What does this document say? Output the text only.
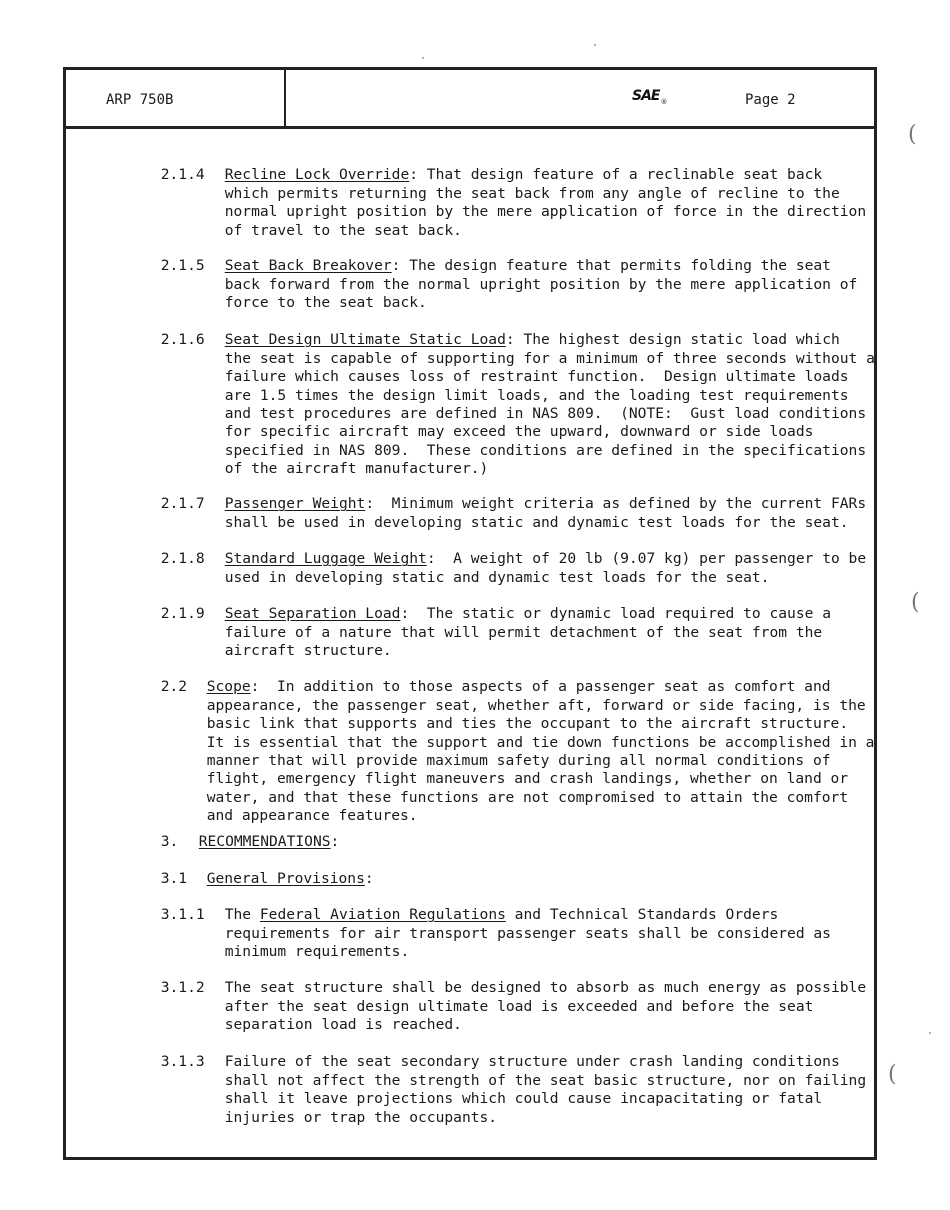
(
(
(
ARP 750B	SAE®	Page 2

2.1.4 Recline Lock Override: That design feature of a reclinable seat back
which permits returning the seat back from any angle of recline to the
normal upright position by the mere application of force in the direction
of travel to the seat back.

2.1.5 Seat Back Breakover: The design feature that permits folding the seat
back forward from the normal upright position by the mere application of
force to the seat back.

2.1.6 Seat Design Ultimate Static Load: The highest design static load which
the seat is capable of supporting for a minimum of three seconds without a
failure which causes loss of restraint function.  Design ultimate loads
are 1.5 times the design limit loads, and the loading test requirements
and test procedures are defined in NAS 809.  (NOTE:  Gust load conditions
for specific aircraft may exceed the upward, downward or side loads
specified in NAS 809.  These conditions are defined in the specifications
of the aircraft manufacturer.)

2.1.7 Passenger Weight:  Minimum weight criteria as defined by the current FARs
shall be used in developing static and dynamic test loads for the seat.

2.1.8 Standard Luggage Weight:  A weight of 20 lb (9.07 kg) per passenger to be
used in developing static and dynamic test loads for the seat.

2.1.9 Seat Separation Load:  The static or dynamic load required to cause a
failure of a nature that will permit detachment of the seat from the
aircraft structure.

2.2 Scope:  In addition to those aspects of a passenger seat as comfort and
appearance, the passenger seat, whether aft, forward or side facing, is the
basic link that supports and ties the occupant to the aircraft structure.
It is essential that the support and tie down functions be accomplished in a
manner that will provide maximum safety during all normal conditions of
flight, emergency flight maneuvers and crash landings, whether on land or
water, and that these functions are not compromised to attain the comfort
and appearance features.

3. RECOMMENDATIONS:

3.1 General Provisions:

3.1.1 The Federal Aviation Regulations and Technical Standards Orders
requirements for air transport passenger seats shall be considered as
minimum requirements.

3.1.2 The seat structure shall be designed to absorb as much energy as possible
after the seat design ultimate load is exceeded and before the seat
separation load is reached.

3.1.3 Failure of the seat secondary structure under crash landing conditions
shall not affect the strength of the seat basic structure, nor on failing
shall it leave projections which could cause incapacitating or fatal
injuries or trap the occupants.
----------
== GOAL OF THE EXERCISE ==
Identify which lines contain the word "from" and copy each one.

== COMPLETED EXERCISE ==
which permits returning the seat back from any angle of recline to the
back forward from the normal upright position by the mere application of
failure of a nature that will permit detachment of the seat from the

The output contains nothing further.